> _SOURCE RECORDS_
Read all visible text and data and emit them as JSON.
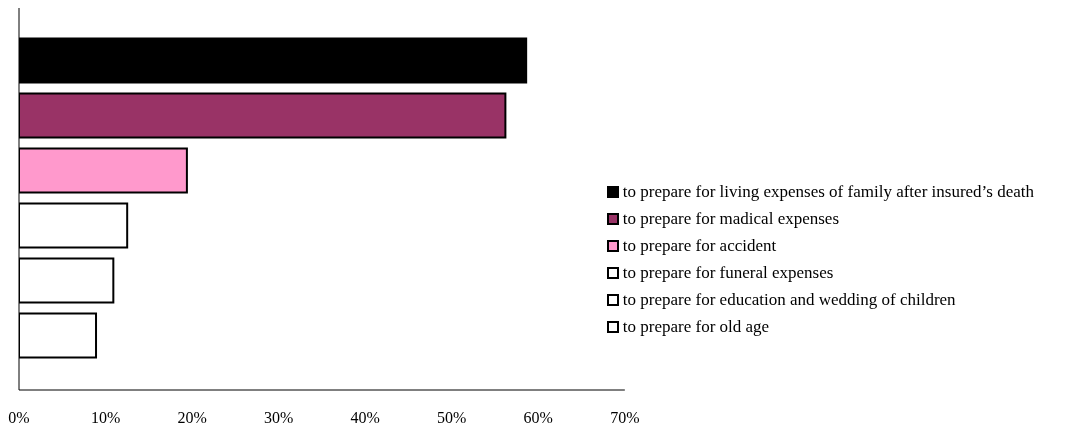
{
  "chart_data": {
    "type": "bar",
    "orientation": "horizontal",
    "categories": [
      null
    ],
    "series": [
      {
        "name": "to prepare for living expenses of  family after insured’s death",
        "color": "#000000",
        "values": [
          58.6
        ]
      },
      {
        "name": "to prepare for madical expenses",
        "color": "#993366",
        "values": [
          56.2
        ]
      },
      {
        "name": "to prepare for accident",
        "color": "#ff99cc",
        "values": [
          19.4
        ]
      },
      {
        "name": "to prepare for funeral expenses",
        "color": "#ffffff",
        "values": [
          12.5
        ]
      },
      {
        "name": "to prepare for education and wedding of children",
        "color": "#ffffff",
        "values": [
          10.9
        ]
      },
      {
        "name": "to prepare for old age",
        "color": "#ffffff",
        "values": [
          8.9
        ]
      }
    ],
    "xlim": [
      0,
      70
    ],
    "xticks": [
      {
        "value": 0,
        "label": "0%"
      },
      {
        "value": 10,
        "label": "10%"
      },
      {
        "value": 20,
        "label": "20%"
      },
      {
        "value": 30,
        "label": "30%"
      },
      {
        "value": 40,
        "label": "40%"
      },
      {
        "value": 50,
        "label": "50%"
      },
      {
        "value": 60,
        "label": "60%"
      },
      {
        "value": 70,
        "label": "70%"
      }
    ],
    "grid": false,
    "legend": "right"
  }
}
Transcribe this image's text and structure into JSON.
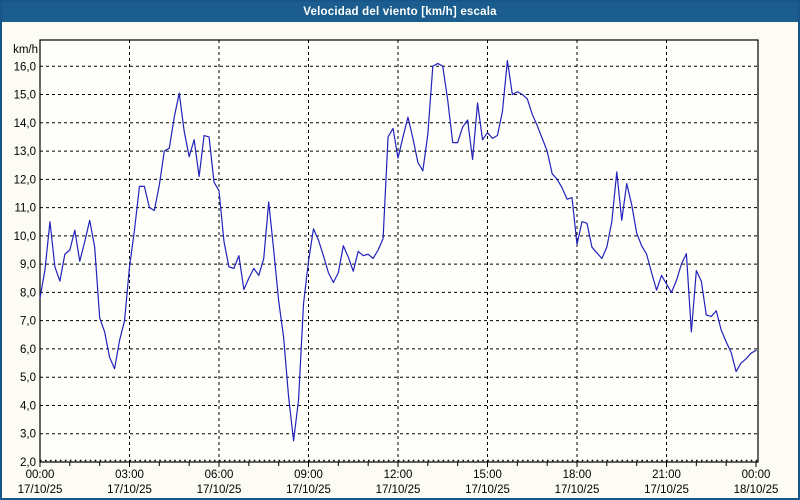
{
  "window": {
    "title": "Velocidad del viento [km/h] escala"
  },
  "colors": {
    "title_bar": "#1b5d8e",
    "border": "#17568a",
    "margin_bg": "#fcfcf5",
    "plot_bg": "#fefefb",
    "line": "#2222bb",
    "grid": "#000000",
    "frame": "#000000",
    "title_text": "#ffffff",
    "label_text": "#000000"
  },
  "y_axis": {
    "unit_label": "km/h",
    "tick_labels": [
      "16,0",
      "15,0",
      "14,0",
      "13,0",
      "12,0",
      "11,0",
      "10,0",
      "9,0",
      "8,0",
      "7,0",
      "6,0",
      "5,0",
      "4,0",
      "3,0",
      "2,0"
    ],
    "min": 2.0,
    "max": 16.9,
    "tick_step": 1.0
  },
  "x_axis": {
    "labels": [
      {
        "time": "00:00",
        "date": "17/10/25"
      },
      {
        "time": "03:00",
        "date": "17/10/25"
      },
      {
        "time": "06:00",
        "date": "17/10/25"
      },
      {
        "time": "09:00",
        "date": "17/10/25"
      },
      {
        "time": "12:00",
        "date": "17/10/25"
      },
      {
        "time": "15:00",
        "date": "17/10/25"
      },
      {
        "time": "18:00",
        "date": "17/10/25"
      },
      {
        "time": "21:00",
        "date": "17/10/25"
      },
      {
        "time": "00:00",
        "date": "18/10/25"
      }
    ],
    "hours_span": 24,
    "gridline_hours": [
      3,
      6,
      9,
      12,
      15,
      18,
      21
    ]
  },
  "chart_data": {
    "type": "line",
    "title": "Velocidad del viento [km/h] escala",
    "ylabel": "km/h",
    "xlabel": "",
    "ylim": [
      2.0,
      16.9
    ],
    "grid": true,
    "legend": "none",
    "x_start": "17/10/25 00:00",
    "x_end": "18/10/25 00:00",
    "sample_interval_minutes": 10,
    "values": [
      7.8,
      8.8,
      10.5,
      8.9,
      8.4,
      9.35,
      9.5,
      10.2,
      9.1,
      9.8,
      10.55,
      9.6,
      7.1,
      6.6,
      5.7,
      5.3,
      6.3,
      7.0,
      8.9,
      10.2,
      11.75,
      11.75,
      11.0,
      10.9,
      11.8,
      13.0,
      13.1,
      14.2,
      15.05,
      13.7,
      12.8,
      13.4,
      12.1,
      13.55,
      13.5,
      11.9,
      11.6,
      9.8,
      8.9,
      8.85,
      9.3,
      8.1,
      8.5,
      8.85,
      8.6,
      9.2,
      11.2,
      9.5,
      7.7,
      6.4,
      4.3,
      2.75,
      4.2,
      7.6,
      9.1,
      10.25,
      9.85,
      9.3,
      8.7,
      8.35,
      8.7,
      9.65,
      9.25,
      8.75,
      9.45,
      9.3,
      9.35,
      9.2,
      9.5,
      9.9,
      13.5,
      13.8,
      12.75,
      13.5,
      14.2,
      13.45,
      12.6,
      12.3,
      13.6,
      16.0,
      16.1,
      16.0,
      14.8,
      13.3,
      13.3,
      13.85,
      14.1,
      12.7,
      14.7,
      13.4,
      13.65,
      13.45,
      13.55,
      14.4,
      16.2,
      15.0,
      15.1,
      15.0,
      14.85,
      14.3,
      13.9,
      13.45,
      13.0,
      12.2,
      12.0,
      11.7,
      11.3,
      11.35,
      9.7,
      10.5,
      10.45,
      9.6,
      9.4,
      9.2,
      9.6,
      10.5,
      12.26,
      10.55,
      11.85,
      11.1,
      10.1,
      9.65,
      9.35,
      8.7,
      8.08,
      8.6,
      8.3,
      8.0,
      8.42,
      9.0,
      9.37,
      6.6,
      8.77,
      8.4,
      7.2,
      7.15,
      7.35,
      6.67,
      6.25,
      5.88,
      5.2,
      5.5,
      5.65,
      5.85,
      5.95
    ]
  }
}
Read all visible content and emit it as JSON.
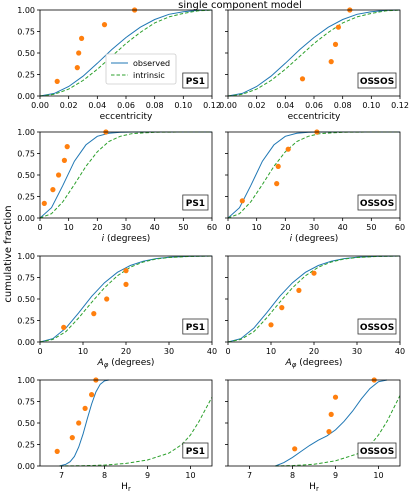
{
  "figure": {
    "title": "single component model",
    "ylabel": "cumulative fraction"
  },
  "colors": {
    "observed": "#1f77b4",
    "intrinsic": "#2ca02c",
    "points": "#ff7f0e",
    "axis": "#000000"
  },
  "chart_data": [
    {
      "type": "line",
      "row": 0,
      "col": 0,
      "label": "PS1",
      "xlabel": "eccentricity",
      "xlim": [
        0,
        0.12
      ],
      "ylim": [
        0,
        1.0
      ],
      "xticks": [
        "0.00",
        "0.02",
        "0.04",
        "0.06",
        "0.08",
        "0.10",
        "0.12"
      ],
      "yticks": [
        "0.00",
        "0.25",
        "0.50",
        "0.75",
        "1.00"
      ],
      "legend": [
        "observed",
        "intrinsic"
      ],
      "legend_loc": "lower-right",
      "series": [
        {
          "name": "observed",
          "style": "solid",
          "x": [
            0,
            0.01,
            0.02,
            0.03,
            0.04,
            0.05,
            0.06,
            0.07,
            0.08,
            0.09,
            0.1,
            0.11,
            0.12
          ],
          "y": [
            0,
            0.03,
            0.11,
            0.23,
            0.38,
            0.54,
            0.68,
            0.8,
            0.89,
            0.95,
            0.98,
            0.995,
            1.0
          ]
        },
        {
          "name": "intrinsic",
          "style": "dashed",
          "x": [
            0,
            0.01,
            0.02,
            0.03,
            0.04,
            0.05,
            0.06,
            0.07,
            0.08,
            0.09,
            0.1,
            0.11,
            0.12
          ],
          "y": [
            0,
            0.02,
            0.08,
            0.18,
            0.31,
            0.46,
            0.61,
            0.74,
            0.85,
            0.92,
            0.96,
            0.99,
            1.0
          ]
        }
      ],
      "points": [
        [
          0.012,
          0.17
        ],
        [
          0.026,
          0.33
        ],
        [
          0.027,
          0.5
        ],
        [
          0.029,
          0.67
        ],
        [
          0.045,
          0.83
        ],
        [
          0.066,
          1.0
        ]
      ]
    },
    {
      "type": "line",
      "row": 0,
      "col": 1,
      "label": "OSSOS",
      "xlabel": "eccentricity",
      "xlim": [
        0,
        0.12
      ],
      "ylim": [
        0,
        1.0
      ],
      "xticks": [
        "0.00",
        "0.02",
        "0.04",
        "0.06",
        "0.08",
        "0.10",
        "0.12"
      ],
      "yticks": [],
      "series": [
        {
          "name": "observed",
          "style": "solid",
          "x": [
            0,
            0.01,
            0.02,
            0.03,
            0.04,
            0.05,
            0.06,
            0.07,
            0.08,
            0.09,
            0.1,
            0.11,
            0.12
          ],
          "y": [
            0,
            0.03,
            0.11,
            0.23,
            0.38,
            0.54,
            0.68,
            0.8,
            0.89,
            0.95,
            0.98,
            0.995,
            1.0
          ]
        },
        {
          "name": "intrinsic",
          "style": "dashed",
          "x": [
            0,
            0.01,
            0.02,
            0.03,
            0.04,
            0.05,
            0.06,
            0.07,
            0.08,
            0.09,
            0.1,
            0.11,
            0.12
          ],
          "y": [
            0,
            0.02,
            0.08,
            0.18,
            0.31,
            0.46,
            0.61,
            0.74,
            0.85,
            0.92,
            0.96,
            0.99,
            1.0
          ]
        }
      ],
      "points": [
        [
          0.052,
          0.2
        ],
        [
          0.072,
          0.4
        ],
        [
          0.075,
          0.6
        ],
        [
          0.077,
          0.8
        ],
        [
          0.085,
          1.0
        ]
      ]
    },
    {
      "type": "line",
      "row": 1,
      "col": 0,
      "label": "PS1",
      "xlabel": "i (degrees)",
      "xlim": [
        0,
        60
      ],
      "ylim": [
        0,
        1.0
      ],
      "xticks": [
        "0",
        "10",
        "20",
        "30",
        "40",
        "50",
        "60"
      ],
      "yticks": [
        "0.00",
        "0.25",
        "0.50",
        "0.75",
        "1.00"
      ],
      "series": [
        {
          "name": "observed",
          "style": "solid",
          "x": [
            0,
            4,
            8,
            12,
            16,
            20,
            24,
            28,
            32,
            40,
            50,
            60
          ],
          "y": [
            0,
            0.12,
            0.38,
            0.66,
            0.85,
            0.95,
            0.985,
            0.996,
            1.0,
            1.0,
            1.0,
            1.0
          ]
        },
        {
          "name": "intrinsic",
          "style": "dashed",
          "x": [
            0,
            4,
            8,
            12,
            16,
            20,
            24,
            28,
            32,
            40,
            50,
            60
          ],
          "y": [
            0,
            0.05,
            0.19,
            0.39,
            0.6,
            0.77,
            0.89,
            0.95,
            0.98,
            0.998,
            1.0,
            1.0
          ]
        }
      ],
      "points": [
        [
          1.5,
          0.17
        ],
        [
          4.5,
          0.33
        ],
        [
          6.5,
          0.5
        ],
        [
          8.5,
          0.67
        ],
        [
          9.5,
          0.83
        ],
        [
          23,
          1.0
        ]
      ]
    },
    {
      "type": "line",
      "row": 1,
      "col": 1,
      "label": "OSSOS",
      "xlabel": "i (degrees)",
      "xlim": [
        0,
        60
      ],
      "ylim": [
        0,
        1.0
      ],
      "xticks": [
        "0",
        "10",
        "20",
        "30",
        "40",
        "50",
        "60"
      ],
      "yticks": [],
      "series": [
        {
          "name": "observed",
          "style": "solid",
          "x": [
            0,
            4,
            8,
            12,
            16,
            20,
            24,
            28,
            32,
            40,
            50,
            60
          ],
          "y": [
            0,
            0.12,
            0.38,
            0.66,
            0.85,
            0.95,
            0.985,
            0.996,
            1.0,
            1.0,
            1.0,
            1.0
          ]
        },
        {
          "name": "intrinsic",
          "style": "dashed",
          "x": [
            0,
            4,
            8,
            12,
            16,
            20,
            24,
            28,
            32,
            40,
            50,
            60
          ],
          "y": [
            0,
            0.05,
            0.19,
            0.39,
            0.6,
            0.77,
            0.89,
            0.95,
            0.98,
            0.998,
            1.0,
            1.0
          ]
        }
      ],
      "points": [
        [
          5,
          0.2
        ],
        [
          17,
          0.4
        ],
        [
          17.5,
          0.6
        ],
        [
          21,
          0.8
        ],
        [
          31,
          1.0
        ]
      ]
    },
    {
      "type": "line",
      "row": 2,
      "col": 0,
      "label": "PS1",
      "xlabel": "A_phi (degrees)",
      "xlim": [
        0,
        40
      ],
      "ylim": [
        0,
        1.0
      ],
      "xticks": [
        "0",
        "10",
        "20",
        "30",
        "40"
      ],
      "yticks": [
        "0.00",
        "0.25",
        "0.50",
        "0.75",
        "1.00"
      ],
      "series": [
        {
          "name": "observed",
          "style": "solid",
          "x": [
            0,
            3,
            6,
            9,
            12,
            15,
            18,
            21,
            24,
            27,
            30,
            35,
            40
          ],
          "y": [
            0,
            0.04,
            0.16,
            0.34,
            0.53,
            0.69,
            0.81,
            0.89,
            0.94,
            0.97,
            0.985,
            0.996,
            1.0
          ]
        },
        {
          "name": "intrinsic",
          "style": "dashed",
          "x": [
            0,
            3,
            6,
            9,
            12,
            15,
            18,
            21,
            24,
            27,
            30,
            35,
            40
          ],
          "y": [
            0,
            0.03,
            0.12,
            0.28,
            0.46,
            0.63,
            0.77,
            0.87,
            0.93,
            0.965,
            0.983,
            0.995,
            1.0
          ]
        }
      ],
      "points": [
        [
          5.5,
          0.17
        ],
        [
          12.5,
          0.33
        ],
        [
          15.5,
          0.5
        ],
        [
          20,
          0.67
        ],
        [
          20,
          0.83
        ]
      ]
    },
    {
      "type": "line",
      "row": 2,
      "col": 1,
      "label": "OSSOS",
      "xlabel": "A_phi (degrees)",
      "xlim": [
        0,
        40
      ],
      "ylim": [
        0,
        1.0
      ],
      "xticks": [
        "0",
        "10",
        "20",
        "30",
        "40"
      ],
      "yticks": [],
      "series": [
        {
          "name": "observed",
          "style": "solid",
          "x": [
            0,
            3,
            6,
            9,
            12,
            15,
            18,
            21,
            24,
            27,
            30,
            35,
            40
          ],
          "y": [
            0,
            0.04,
            0.16,
            0.34,
            0.53,
            0.69,
            0.81,
            0.89,
            0.94,
            0.97,
            0.985,
            0.996,
            1.0
          ]
        },
        {
          "name": "intrinsic",
          "style": "dashed",
          "x": [
            0,
            3,
            6,
            9,
            12,
            15,
            18,
            21,
            24,
            27,
            30,
            35,
            40
          ],
          "y": [
            0,
            0.03,
            0.12,
            0.28,
            0.46,
            0.63,
            0.77,
            0.87,
            0.93,
            0.965,
            0.983,
            0.995,
            1.0
          ]
        }
      ],
      "points": [
        [
          10,
          0.2
        ],
        [
          12.5,
          0.4
        ],
        [
          16.5,
          0.6
        ],
        [
          20,
          0.8
        ]
      ]
    },
    {
      "type": "line",
      "row": 3,
      "col": 0,
      "label": "PS1",
      "xlabel": "H_r",
      "xlim": [
        6.5,
        10.5
      ],
      "ylim": [
        0,
        1.0
      ],
      "xticks": [
        "7",
        "8",
        "9",
        "10"
      ],
      "xtick_values": [
        7,
        8,
        9,
        10
      ],
      "yticks": [
        "0.00",
        "0.25",
        "0.50",
        "0.75",
        "1.00"
      ],
      "series": [
        {
          "name": "observed",
          "style": "solid",
          "x": [
            6.95,
            7.1,
            7.2,
            7.3,
            7.4,
            7.5,
            7.6,
            7.7,
            7.8,
            7.9,
            8.0,
            8.1
          ],
          "y": [
            0,
            0.02,
            0.05,
            0.11,
            0.22,
            0.37,
            0.55,
            0.72,
            0.86,
            0.95,
            0.99,
            1.0
          ]
        },
        {
          "name": "intrinsic",
          "style": "dashed",
          "x": [
            6.95,
            7.5,
            8.0,
            8.5,
            9.0,
            9.5,
            9.8,
            10.0,
            10.2,
            10.35,
            10.5
          ],
          "y": [
            0,
            0.003,
            0.01,
            0.03,
            0.07,
            0.15,
            0.25,
            0.36,
            0.52,
            0.66,
            0.8
          ]
        }
      ],
      "points": [
        [
          6.9,
          0.17
        ],
        [
          7.25,
          0.33
        ],
        [
          7.4,
          0.5
        ],
        [
          7.55,
          0.67
        ],
        [
          7.7,
          0.83
        ],
        [
          7.8,
          1.0
        ]
      ]
    },
    {
      "type": "line",
      "row": 3,
      "col": 1,
      "label": "OSSOS",
      "xlabel": "H_r",
      "xlim": [
        6.5,
        10.5
      ],
      "ylim": [
        0,
        1.0
      ],
      "xticks": [
        "7",
        "8",
        "9",
        "10"
      ],
      "xtick_values": [
        7,
        8,
        9,
        10
      ],
      "yticks": [],
      "series": [
        {
          "name": "observed",
          "style": "solid",
          "x": [
            7.6,
            7.8,
            8.0,
            8.2,
            8.4,
            8.6,
            8.8,
            9.0,
            9.2,
            9.4,
            9.6,
            9.8,
            10.0,
            10.2
          ],
          "y": [
            0,
            0.04,
            0.1,
            0.17,
            0.24,
            0.3,
            0.35,
            0.42,
            0.52,
            0.64,
            0.78,
            0.9,
            0.98,
            1.0
          ]
        },
        {
          "name": "intrinsic",
          "style": "dashed",
          "x": [
            7.6,
            8.0,
            8.5,
            9.0,
            9.5,
            9.8,
            10.0,
            10.2,
            10.35,
            10.5
          ],
          "y": [
            0,
            0.005,
            0.02,
            0.06,
            0.14,
            0.24,
            0.36,
            0.52,
            0.67,
            0.82
          ]
        }
      ],
      "points": [
        [
          8.05,
          0.2
        ],
        [
          8.85,
          0.4
        ],
        [
          8.9,
          0.6
        ],
        [
          9.0,
          0.8
        ],
        [
          9.9,
          1.0
        ]
      ]
    }
  ]
}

> _GIVEN EXERCISE_
Gather each line in these records that contains the string "prepare".

> _TASK OUTPUT_
        "name": "to prepare for living expenses of  family after insured’s death",
        "name": "to prepare for madical expenses",
        "name": "to prepare for accident",
        "name": "to prepare for funeral expenses",
        "name": "to prepare for education and wedding of children",
        "name": "to prepare for old age",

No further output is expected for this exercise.